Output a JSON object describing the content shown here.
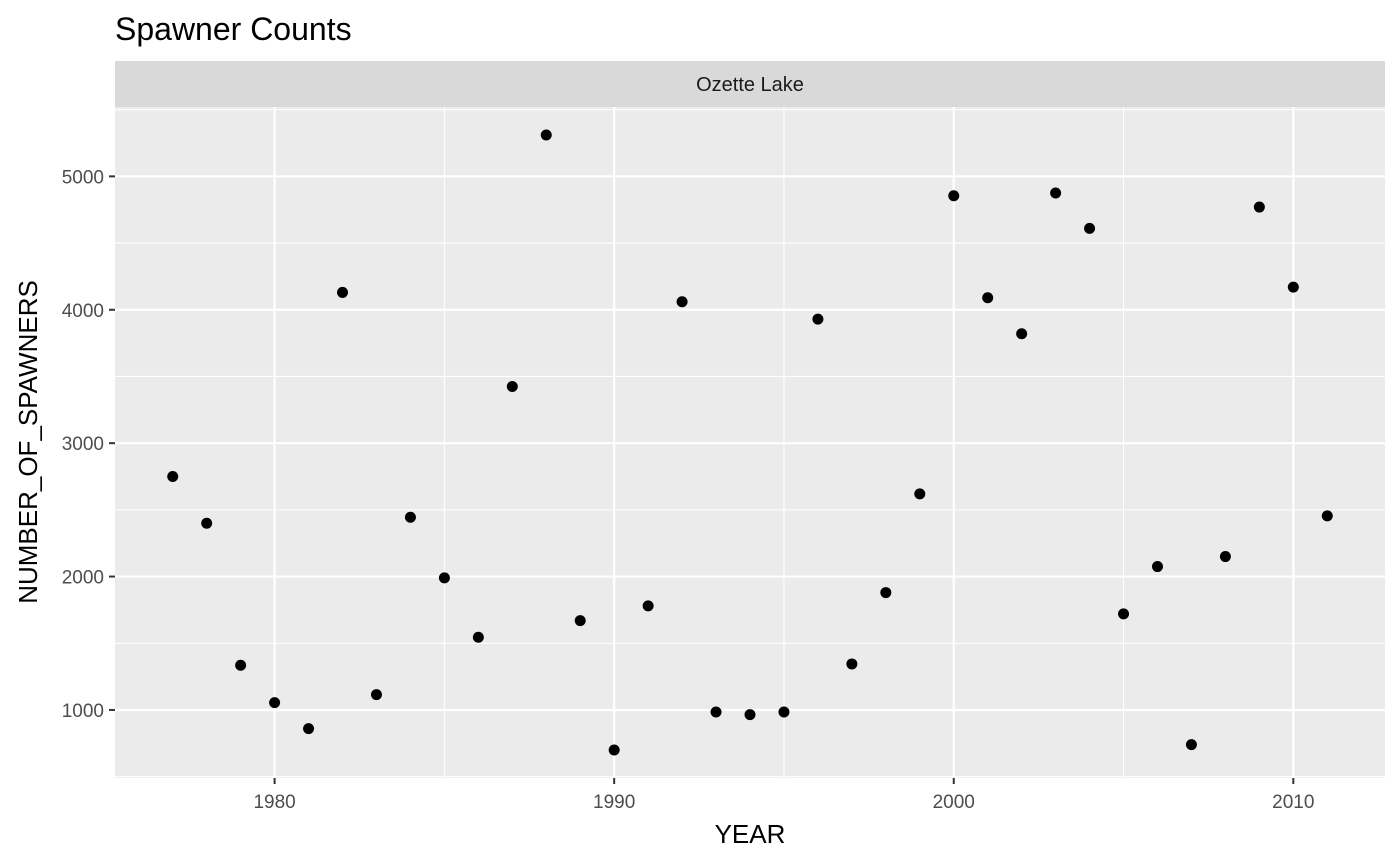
{
  "chart_data": {
    "type": "scatter",
    "title": "Spawner Counts",
    "facet_label": "Ozette Lake",
    "xlabel": "YEAR",
    "ylabel": "NUMBER_OF_SPAWNERS",
    "xlim": [
      1975.3,
      2012.7
    ],
    "ylim": [
      490,
      5520
    ],
    "x_ticks": [
      1980,
      1990,
      2000,
      2010
    ],
    "x_tick_labels": [
      "1980",
      "1990",
      "2000",
      "2010"
    ],
    "y_ticks": [
      1000,
      2000,
      3000,
      4000,
      5000
    ],
    "y_tick_labels": [
      "1000",
      "2000",
      "3000",
      "4000",
      "5000"
    ],
    "grid": true,
    "legend": "none",
    "colors": {
      "panel_background": "#ebebeb",
      "strip_background": "#d9d9d9",
      "grid": "#ffffff",
      "point": "#000000"
    },
    "points": [
      {
        "x": 1977,
        "y": 2750
      },
      {
        "x": 1978,
        "y": 2400
      },
      {
        "x": 1979,
        "y": 1335
      },
      {
        "x": 1980,
        "y": 1055
      },
      {
        "x": 1981,
        "y": 860
      },
      {
        "x": 1982,
        "y": 4130
      },
      {
        "x": 1983,
        "y": 1115
      },
      {
        "x": 1984,
        "y": 2445
      },
      {
        "x": 1985,
        "y": 1990
      },
      {
        "x": 1986,
        "y": 1545
      },
      {
        "x": 1987,
        "y": 3425
      },
      {
        "x": 1988,
        "y": 5310
      },
      {
        "x": 1989,
        "y": 1670
      },
      {
        "x": 1990,
        "y": 700
      },
      {
        "x": 1991,
        "y": 1780
      },
      {
        "x": 1992,
        "y": 4060
      },
      {
        "x": 1993,
        "y": 985
      },
      {
        "x": 1994,
        "y": 965
      },
      {
        "x": 1995,
        "y": 985
      },
      {
        "x": 1996,
        "y": 3930
      },
      {
        "x": 1997,
        "y": 1345
      },
      {
        "x": 1998,
        "y": 1880
      },
      {
        "x": 1999,
        "y": 2620
      },
      {
        "x": 2000,
        "y": 4855
      },
      {
        "x": 2001,
        "y": 4090
      },
      {
        "x": 2002,
        "y": 3820
      },
      {
        "x": 2003,
        "y": 4875
      },
      {
        "x": 2004,
        "y": 4610
      },
      {
        "x": 2005,
        "y": 1720
      },
      {
        "x": 2006,
        "y": 2075
      },
      {
        "x": 2007,
        "y": 740
      },
      {
        "x": 2008,
        "y": 2150
      },
      {
        "x": 2009,
        "y": 4770
      },
      {
        "x": 2010,
        "y": 4170
      },
      {
        "x": 2011,
        "y": 2455
      }
    ]
  }
}
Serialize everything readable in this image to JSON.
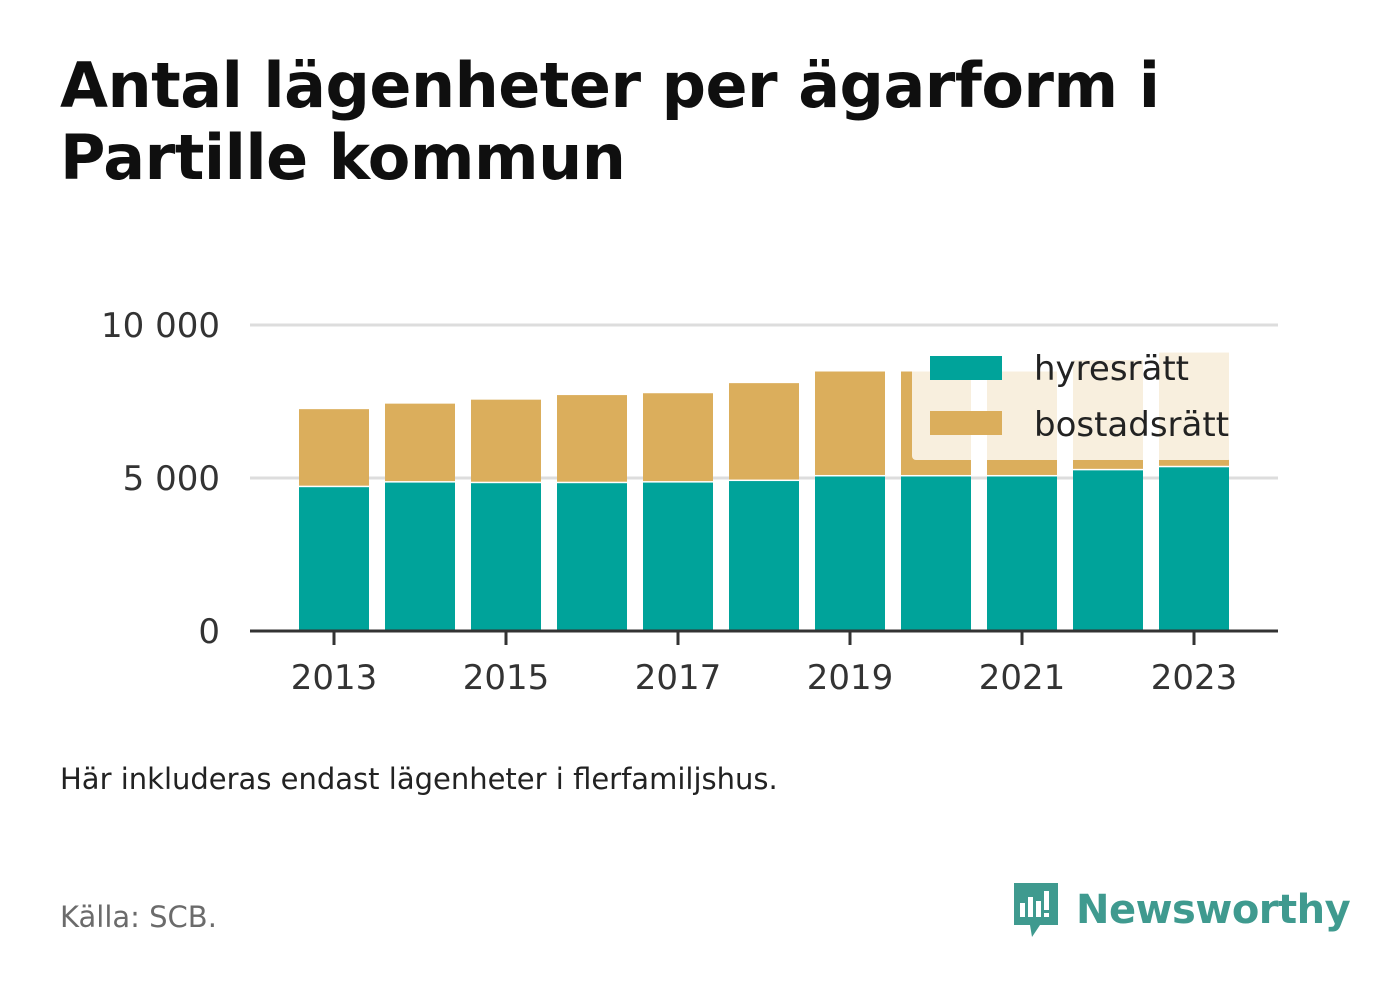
{
  "header": {
    "title": "Antal lägenheter per ägarform i Partille kommun"
  },
  "footer": {
    "note": "Här inkluderas endast lägenheter i flerfamiljshus.",
    "source": "Källa: SCB.",
    "brand": "Newsworthy"
  },
  "colors": {
    "hyresratt": "#00a39a",
    "bostadsratt": "#dbae5c",
    "grid": "#dddddd",
    "axis": "#333333",
    "brand": "#3f9a8f"
  },
  "chart_data": {
    "type": "bar",
    "stacked": true,
    "categories": [
      2013,
      2014,
      2015,
      2016,
      2017,
      2018,
      2019,
      2020,
      2021,
      2022,
      2023
    ],
    "x_tick_labels": [
      "2013",
      "2015",
      "2017",
      "2019",
      "2021",
      "2023"
    ],
    "y_ticks": [
      0,
      5000,
      10000
    ],
    "y_tick_labels": [
      "0",
      "5 000",
      "10 000"
    ],
    "ylim": [
      0,
      10000
    ],
    "grid": true,
    "legend_position": "top-right",
    "series": [
      {
        "name": "hyresrätt",
        "values": [
          4700,
          4850,
          4830,
          4830,
          4850,
          4900,
          5050,
          5050,
          5050,
          5250,
          5350
        ]
      },
      {
        "name": "bostadsrätt",
        "values": [
          2550,
          2580,
          2730,
          2880,
          2920,
          3200,
          3430,
          3430,
          3430,
          3600,
          3750
        ]
      }
    ]
  }
}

____________________

Transcribe the preceding listing in its entirety and with exact wording, leaving out pictures.

Output a JSON object describing the content shown here.
{
  "chart_data": {
    "type": "scatter",
    "title": "Spawner Counts",
    "facet_label": "Ozette Lake",
    "xlabel": "YEAR",
    "ylabel": "NUMBER_OF_SPAWNERS",
    "xlim": [
      1975.3,
      2012.7
    ],
    "ylim": [
      490,
      5520
    ],
    "x_ticks": [
      1980,
      1990,
      2000,
      2010
    ],
    "x_tick_labels": [
      "1980",
      "1990",
      "2000",
      "2010"
    ],
    "y_ticks": [
      1000,
      2000,
      3000,
      4000,
      5000
    ],
    "y_tick_labels": [
      "1000",
      "2000",
      "3000",
      "4000",
      "5000"
    ],
    "grid": true,
    "legend": "none",
    "colors": {
      "panel_background": "#ebebeb",
      "strip_background": "#d9d9d9",
      "grid": "#ffffff",
      "point": "#000000"
    },
    "points": [
      {
        "x": 1977,
        "y": 2750
      },
      {
        "x": 1978,
        "y": 2400
      },
      {
        "x": 1979,
        "y": 1335
      },
      {
        "x": 1980,
        "y": 1055
      },
      {
        "x": 1981,
        "y": 860
      },
      {
        "x": 1982,
        "y": 4130
      },
      {
        "x": 1983,
        "y": 1115
      },
      {
        "x": 1984,
        "y": 2445
      },
      {
        "x": 1985,
        "y": 1990
      },
      {
        "x": 1986,
        "y": 1545
      },
      {
        "x": 1987,
        "y": 3425
      },
      {
        "x": 1988,
        "y": 5310
      },
      {
        "x": 1989,
        "y": 1670
      },
      {
        "x": 1990,
        "y": 700
      },
      {
        "x": 1991,
        "y": 1780
      },
      {
        "x": 1992,
        "y": 4060
      },
      {
        "x": 1993,
        "y": 985
      },
      {
        "x": 1994,
        "y": 965
      },
      {
        "x": 1995,
        "y": 985
      },
      {
        "x": 1996,
        "y": 3930
      },
      {
        "x": 1997,
        "y": 1345
      },
      {
        "x": 1998,
        "y": 1880
      },
      {
        "x": 1999,
        "y": 2620
      },
      {
        "x": 2000,
        "y": 4855
      },
      {
        "x": 2001,
        "y": 4090
      },
      {
        "x": 2002,
        "y": 3820
      },
      {
        "x": 2003,
        "y": 4875
      },
      {
        "x": 2004,
        "y": 4610
      },
      {
        "x": 2005,
        "y": 1720
      },
      {
        "x": 2006,
        "y": 2075
      },
      {
        "x": 2007,
        "y": 740
      },
      {
        "x": 2008,
        "y": 2150
      },
      {
        "x": 2009,
        "y": 4770
      },
      {
        "x": 2010,
        "y": 4170
      },
      {
        "x": 2011,
        "y": 2455
      }
    ]
  }
}
Serialize everything readable in this image to JSON.
{
  "header": {
    "title": "Antal lägenheter per ägarform i Partille kommun"
  },
  "footer": {
    "note": "Här inkluderas endast lägenheter i flerfamiljshus.",
    "source": "Källa: SCB.",
    "brand": "Newsworthy"
  },
  "colors": {
    "hyresratt": "#00a39a",
    "bostadsratt": "#dbae5c",
    "grid": "#dddddd",
    "axis": "#333333",
    "brand": "#3f9a8f"
  },
  "chart_data": {
    "type": "bar",
    "stacked": true,
    "categories": [
      2013,
      2014,
      2015,
      2016,
      2017,
      2018,
      2019,
      2020,
      2021,
      2022,
      2023
    ],
    "x_tick_labels": [
      "2013",
      "2015",
      "2017",
      "2019",
      "2021",
      "2023"
    ],
    "y_ticks": [
      0,
      5000,
      10000
    ],
    "y_tick_labels": [
      "0",
      "5 000",
      "10 000"
    ],
    "ylim": [
      0,
      10000
    ],
    "grid": true,
    "legend_position": "top-right",
    "series": [
      {
        "name": "hyresrätt",
        "values": [
          4700,
          4850,
          4830,
          4830,
          4850,
          4900,
          5050,
          5050,
          5050,
          5250,
          5350
        ]
      },
      {
        "name": "bostadsrätt",
        "values": [
          2550,
          2580,
          2730,
          2880,
          2920,
          3200,
          3430,
          3430,
          3430,
          3600,
          3750
        ]
      }
    ]
  }
}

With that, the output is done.